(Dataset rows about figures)
———
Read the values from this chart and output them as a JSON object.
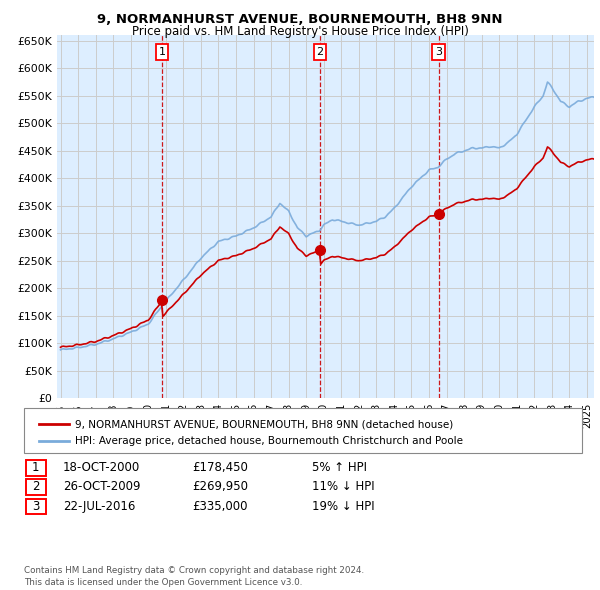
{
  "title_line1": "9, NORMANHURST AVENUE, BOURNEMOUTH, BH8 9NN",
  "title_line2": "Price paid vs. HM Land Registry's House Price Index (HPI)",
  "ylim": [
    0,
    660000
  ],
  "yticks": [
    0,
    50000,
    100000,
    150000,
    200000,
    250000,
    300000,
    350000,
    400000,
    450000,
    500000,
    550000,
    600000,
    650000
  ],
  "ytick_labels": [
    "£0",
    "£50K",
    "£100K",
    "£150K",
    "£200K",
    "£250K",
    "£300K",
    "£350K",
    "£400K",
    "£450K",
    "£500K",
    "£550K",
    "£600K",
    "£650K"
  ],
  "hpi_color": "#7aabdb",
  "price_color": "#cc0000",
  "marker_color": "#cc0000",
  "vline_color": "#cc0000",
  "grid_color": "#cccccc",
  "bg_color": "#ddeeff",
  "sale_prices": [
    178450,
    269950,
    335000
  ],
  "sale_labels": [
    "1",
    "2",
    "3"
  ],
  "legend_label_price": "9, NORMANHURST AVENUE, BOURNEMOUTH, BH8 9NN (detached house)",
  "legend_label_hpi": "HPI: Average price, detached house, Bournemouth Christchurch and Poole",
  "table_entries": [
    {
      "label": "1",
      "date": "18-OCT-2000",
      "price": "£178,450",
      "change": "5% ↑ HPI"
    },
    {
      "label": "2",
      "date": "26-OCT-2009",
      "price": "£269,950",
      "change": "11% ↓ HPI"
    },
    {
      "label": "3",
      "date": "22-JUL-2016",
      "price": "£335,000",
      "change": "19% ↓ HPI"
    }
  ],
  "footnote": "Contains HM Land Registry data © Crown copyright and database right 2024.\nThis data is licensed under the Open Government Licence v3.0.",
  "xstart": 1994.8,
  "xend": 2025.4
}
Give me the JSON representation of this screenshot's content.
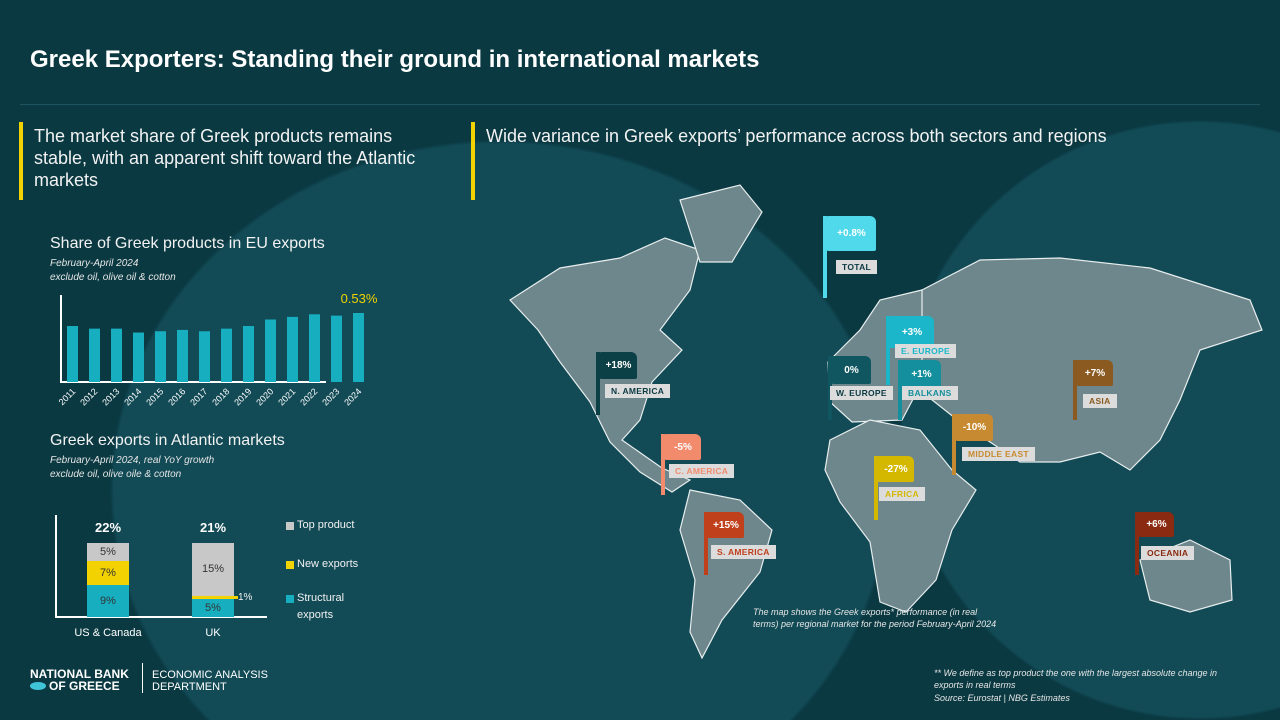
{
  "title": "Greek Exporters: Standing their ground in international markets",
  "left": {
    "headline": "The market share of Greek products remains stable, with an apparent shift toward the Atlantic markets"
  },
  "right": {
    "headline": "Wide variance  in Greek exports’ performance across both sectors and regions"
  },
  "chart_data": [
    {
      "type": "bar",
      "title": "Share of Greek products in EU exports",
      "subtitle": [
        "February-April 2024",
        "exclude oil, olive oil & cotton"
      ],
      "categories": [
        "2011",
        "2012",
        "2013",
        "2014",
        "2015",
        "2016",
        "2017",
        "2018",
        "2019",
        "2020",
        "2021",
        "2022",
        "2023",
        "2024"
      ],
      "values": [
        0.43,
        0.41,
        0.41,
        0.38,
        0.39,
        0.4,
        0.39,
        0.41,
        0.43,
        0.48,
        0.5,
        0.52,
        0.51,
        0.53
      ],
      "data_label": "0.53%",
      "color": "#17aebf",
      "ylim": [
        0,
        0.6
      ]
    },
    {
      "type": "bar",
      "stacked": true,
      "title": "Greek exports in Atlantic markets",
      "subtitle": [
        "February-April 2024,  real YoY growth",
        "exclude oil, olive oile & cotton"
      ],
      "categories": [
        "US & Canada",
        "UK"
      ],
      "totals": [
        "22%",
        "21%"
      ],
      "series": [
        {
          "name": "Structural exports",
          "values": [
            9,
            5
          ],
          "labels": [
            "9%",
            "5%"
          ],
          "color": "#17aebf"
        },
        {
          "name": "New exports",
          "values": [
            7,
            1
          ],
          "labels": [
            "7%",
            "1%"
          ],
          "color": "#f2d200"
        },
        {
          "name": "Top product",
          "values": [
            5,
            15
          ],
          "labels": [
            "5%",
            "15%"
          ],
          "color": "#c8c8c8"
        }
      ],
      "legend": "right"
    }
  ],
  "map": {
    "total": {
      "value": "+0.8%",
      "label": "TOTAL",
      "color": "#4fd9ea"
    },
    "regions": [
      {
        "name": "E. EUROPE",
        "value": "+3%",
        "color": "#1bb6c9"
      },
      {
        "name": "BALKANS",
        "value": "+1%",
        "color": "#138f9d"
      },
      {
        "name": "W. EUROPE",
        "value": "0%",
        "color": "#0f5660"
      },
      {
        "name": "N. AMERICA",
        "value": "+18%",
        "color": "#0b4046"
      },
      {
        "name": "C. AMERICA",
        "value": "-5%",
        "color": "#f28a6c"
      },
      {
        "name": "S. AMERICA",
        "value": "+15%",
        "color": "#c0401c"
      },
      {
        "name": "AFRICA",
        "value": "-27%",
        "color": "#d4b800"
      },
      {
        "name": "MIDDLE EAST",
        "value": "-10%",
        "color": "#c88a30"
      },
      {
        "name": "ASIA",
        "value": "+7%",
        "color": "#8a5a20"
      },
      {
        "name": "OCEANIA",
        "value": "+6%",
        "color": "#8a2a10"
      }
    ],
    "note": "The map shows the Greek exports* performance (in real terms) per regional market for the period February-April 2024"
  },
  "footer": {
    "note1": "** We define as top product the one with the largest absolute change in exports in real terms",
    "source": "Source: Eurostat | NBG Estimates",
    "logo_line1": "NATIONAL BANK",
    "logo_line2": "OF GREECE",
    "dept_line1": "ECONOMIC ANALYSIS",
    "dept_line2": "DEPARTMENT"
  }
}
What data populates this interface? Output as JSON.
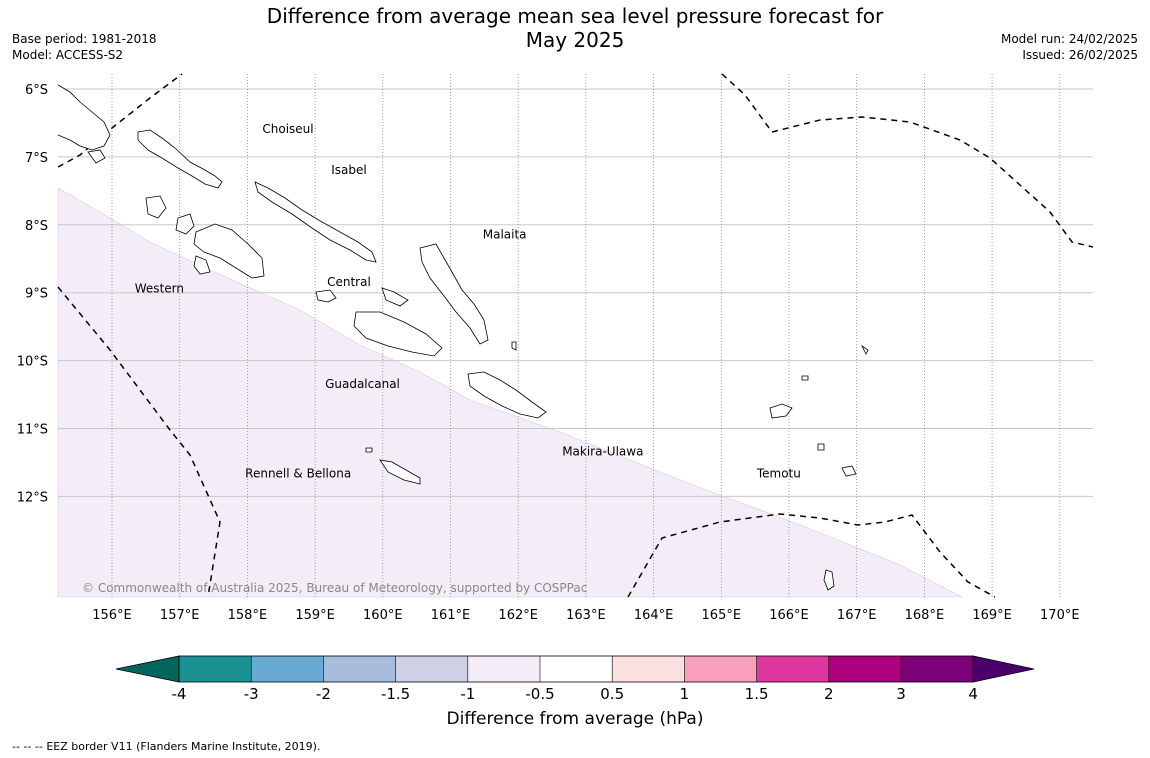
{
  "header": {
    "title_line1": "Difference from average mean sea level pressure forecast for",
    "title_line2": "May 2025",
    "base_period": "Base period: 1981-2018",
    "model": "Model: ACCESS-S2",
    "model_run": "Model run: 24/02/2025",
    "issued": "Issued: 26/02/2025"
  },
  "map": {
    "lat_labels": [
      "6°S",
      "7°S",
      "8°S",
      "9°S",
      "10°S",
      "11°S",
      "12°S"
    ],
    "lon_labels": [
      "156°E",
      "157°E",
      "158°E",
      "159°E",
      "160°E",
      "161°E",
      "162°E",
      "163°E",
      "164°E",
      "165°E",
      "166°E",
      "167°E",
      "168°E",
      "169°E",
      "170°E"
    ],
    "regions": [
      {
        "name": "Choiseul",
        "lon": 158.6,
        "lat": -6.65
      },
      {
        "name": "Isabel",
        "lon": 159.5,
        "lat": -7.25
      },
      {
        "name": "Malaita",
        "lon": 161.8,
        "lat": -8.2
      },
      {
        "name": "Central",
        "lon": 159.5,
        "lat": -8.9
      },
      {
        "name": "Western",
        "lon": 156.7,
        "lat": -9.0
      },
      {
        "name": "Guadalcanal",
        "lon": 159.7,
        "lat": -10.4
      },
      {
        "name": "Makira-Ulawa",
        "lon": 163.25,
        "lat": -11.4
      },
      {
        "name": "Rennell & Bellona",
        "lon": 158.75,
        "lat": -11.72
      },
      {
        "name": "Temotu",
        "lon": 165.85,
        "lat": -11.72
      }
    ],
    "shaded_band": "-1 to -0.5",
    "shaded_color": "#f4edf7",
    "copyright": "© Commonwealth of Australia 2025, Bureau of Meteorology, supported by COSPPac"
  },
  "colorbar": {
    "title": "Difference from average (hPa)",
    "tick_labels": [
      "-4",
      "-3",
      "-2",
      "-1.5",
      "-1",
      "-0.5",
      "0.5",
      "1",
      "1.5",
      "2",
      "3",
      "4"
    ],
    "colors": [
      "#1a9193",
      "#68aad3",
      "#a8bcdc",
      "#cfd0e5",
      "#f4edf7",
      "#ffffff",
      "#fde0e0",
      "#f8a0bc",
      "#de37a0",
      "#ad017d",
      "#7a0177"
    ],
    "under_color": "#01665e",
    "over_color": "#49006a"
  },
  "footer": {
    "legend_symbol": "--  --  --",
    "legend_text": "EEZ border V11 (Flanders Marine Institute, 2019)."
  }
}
———
WORK TO BE COMPLETED:
Apart from the pictures, the entries above are to be repeated in full and exactly.

TASK SOLUTION:
Read the values from this chart and output them as a JSON object.
{
  "title_line1": "9, NORMANHURST AVENUE, BOURNEMOUTH, BH8 9NN",
  "title_line2": "Price paid vs. HM Land Registry's House Price Index (HPI)",
  "ylim": [
    0,
    660000
  ],
  "yticks": [
    0,
    50000,
    100000,
    150000,
    200000,
    250000,
    300000,
    350000,
    400000,
    450000,
    500000,
    550000,
    600000,
    650000
  ],
  "ytick_labels": [
    "£0",
    "£50K",
    "£100K",
    "£150K",
    "£200K",
    "£250K",
    "£300K",
    "£350K",
    "£400K",
    "£450K",
    "£500K",
    "£550K",
    "£600K",
    "£650K"
  ],
  "hpi_color": "#7aabdb",
  "price_color": "#cc0000",
  "marker_color": "#cc0000",
  "vline_color": "#cc0000",
  "grid_color": "#cccccc",
  "bg_color": "#ddeeff",
  "sale_prices": [
    178450,
    269950,
    335000
  ],
  "sale_labels": [
    "1",
    "2",
    "3"
  ],
  "legend_label_price": "9, NORMANHURST AVENUE, BOURNEMOUTH, BH8 9NN (detached house)",
  "legend_label_hpi": "HPI: Average price, detached house, Bournemouth Christchurch and Poole",
  "table_entries": [
    {
      "label": "1",
      "date": "18-OCT-2000",
      "price": "£178,450",
      "change": "5% ↑ HPI"
    },
    {
      "label": "2",
      "date": "26-OCT-2009",
      "price": "£269,950",
      "change": "11% ↓ HPI"
    },
    {
      "label": "3",
      "date": "22-JUL-2016",
      "price": "£335,000",
      "change": "19% ↓ HPI"
    }
  ],
  "footnote": "Contains HM Land Registry data © Crown copyright and database right 2024.\nThis data is licensed under the Open Government Licence v3.0.",
  "xstart": 1994.8,
  "xend": 2025.4
}
Give me the JSON representation of this screenshot's content.
{
  "title": "Greek Exporters: Standing their ground in international markets",
  "left": {
    "headline": "The market share of Greek products remains stable, with an apparent shift toward the Atlantic markets"
  },
  "right": {
    "headline": "Wide variance  in Greek exports’ performance across both sectors and regions"
  },
  "chart_data": [
    {
      "type": "bar",
      "title": "Share of Greek products in EU exports",
      "subtitle": [
        "February-April 2024",
        "exclude oil, olive oil & cotton"
      ],
      "categories": [
        "2011",
        "2012",
        "2013",
        "2014",
        "2015",
        "2016",
        "2017",
        "2018",
        "2019",
        "2020",
        "2021",
        "2022",
        "2023",
        "2024"
      ],
      "values": [
        0.43,
        0.41,
        0.41,
        0.38,
        0.39,
        0.4,
        0.39,
        0.41,
        0.43,
        0.48,
        0.5,
        0.52,
        0.51,
        0.53
      ],
      "data_label": "0.53%",
      "color": "#17aebf",
      "ylim": [
        0,
        0.6
      ]
    },
    {
      "type": "bar",
      "stacked": true,
      "title": "Greek exports in Atlantic markets",
      "subtitle": [
        "February-April 2024,  real YoY growth",
        "exclude oil, olive oile & cotton"
      ],
      "categories": [
        "US & Canada",
        "UK"
      ],
      "totals": [
        "22%",
        "21%"
      ],
      "series": [
        {
          "name": "Structural exports",
          "values": [
            9,
            5
          ],
          "labels": [
            "9%",
            "5%"
          ],
          "color": "#17aebf"
        },
        {
          "name": "New exports",
          "values": [
            7,
            1
          ],
          "labels": [
            "7%",
            "1%"
          ],
          "color": "#f2d200"
        },
        {
          "name": "Top product",
          "values": [
            5,
            15
          ],
          "labels": [
            "5%",
            "15%"
          ],
          "color": "#c8c8c8"
        }
      ],
      "legend": "right"
    }
  ],
  "map": {
    "total": {
      "value": "+0.8%",
      "label": "TOTAL",
      "color": "#4fd9ea"
    },
    "regions": [
      {
        "name": "E. EUROPE",
        "value": "+3%",
        "color": "#1bb6c9"
      },
      {
        "name": "BALKANS",
        "value": "+1%",
        "color": "#138f9d"
      },
      {
        "name": "W. EUROPE",
        "value": "0%",
        "color": "#0f5660"
      },
      {
        "name": "N. AMERICA",
        "value": "+18%",
        "color": "#0b4046"
      },
      {
        "name": "C. AMERICA",
        "value": "-5%",
        "color": "#f28a6c"
      },
      {
        "name": "S. AMERICA",
        "value": "+15%",
        "color": "#c0401c"
      },
      {
        "name": "AFRICA",
        "value": "-27%",
        "color": "#d4b800"
      },
      {
        "name": "MIDDLE EAST",
        "value": "-10%",
        "color": "#c88a30"
      },
      {
        "name": "ASIA",
        "value": "+7%",
        "color": "#8a5a20"
      },
      {
        "name": "OCEANIA",
        "value": "+6%",
        "color": "#8a2a10"
      }
    ],
    "note": "The map shows the Greek exports* performance (in real terms) per regional market for the period February-April 2024"
  },
  "footer": {
    "note1": "** We define as top product the one with the largest absolute change in exports in real terms",
    "source": "Source: Eurostat | NBG Estimates",
    "logo_line1": "NATIONAL BANK",
    "logo_line2": "OF GREECE",
    "dept_line1": "ECONOMIC ANALYSIS",
    "dept_line2": "DEPARTMENT"
  }
}
What data populates this interface? Output as JSON.
{
  "header": {
    "title_line1": "Difference from average mean sea level pressure forecast for",
    "title_line2": "May 2025",
    "base_period": "Base period: 1981-2018",
    "model": "Model: ACCESS-S2",
    "model_run": "Model run: 24/02/2025",
    "issued": "Issued: 26/02/2025"
  },
  "map": {
    "lat_labels": [
      "6°S",
      "7°S",
      "8°S",
      "9°S",
      "10°S",
      "11°S",
      "12°S"
    ],
    "lon_labels": [
      "156°E",
      "157°E",
      "158°E",
      "159°E",
      "160°E",
      "161°E",
      "162°E",
      "163°E",
      "164°E",
      "165°E",
      "166°E",
      "167°E",
      "168°E",
      "169°E",
      "170°E"
    ],
    "regions": [
      {
        "name": "Choiseul",
        "lon": 158.6,
        "lat": -6.65
      },
      {
        "name": "Isabel",
        "lon": 159.5,
        "lat": -7.25
      },
      {
        "name": "Malaita",
        "lon": 161.8,
        "lat": -8.2
      },
      {
        "name": "Central",
        "lon": 159.5,
        "lat": -8.9
      },
      {
        "name": "Western",
        "lon": 156.7,
        "lat": -9.0
      },
      {
        "name": "Guadalcanal",
        "lon": 159.7,
        "lat": -10.4
      },
      {
        "name": "Makira-Ulawa",
        "lon": 163.25,
        "lat": -11.4
      },
      {
        "name": "Rennell & Bellona",
        "lon": 158.75,
        "lat": -11.72
      },
      {
        "name": "Temotu",
        "lon": 165.85,
        "lat": -11.72
      }
    ],
    "shaded_band": "-1 to -0.5",
    "shaded_color": "#f4edf7",
    "copyright": "© Commonwealth of Australia 2025, Bureau of Meteorology, supported by COSPPac"
  },
  "colorbar": {
    "title": "Difference from average (hPa)",
    "tick_labels": [
      "-4",
      "-3",
      "-2",
      "-1.5",
      "-1",
      "-0.5",
      "0.5",
      "1",
      "1.5",
      "2",
      "3",
      "4"
    ],
    "colors": [
      "#1a9193",
      "#68aad3",
      "#a8bcdc",
      "#cfd0e5",
      "#f4edf7",
      "#ffffff",
      "#fde0e0",
      "#f8a0bc",
      "#de37a0",
      "#ad017d",
      "#7a0177"
    ],
    "under_color": "#01665e",
    "over_color": "#49006a"
  },
  "footer": {
    "legend_symbol": "--  --  --",
    "legend_text": "EEZ border V11 (Flanders Marine Institute, 2019)."
  }
}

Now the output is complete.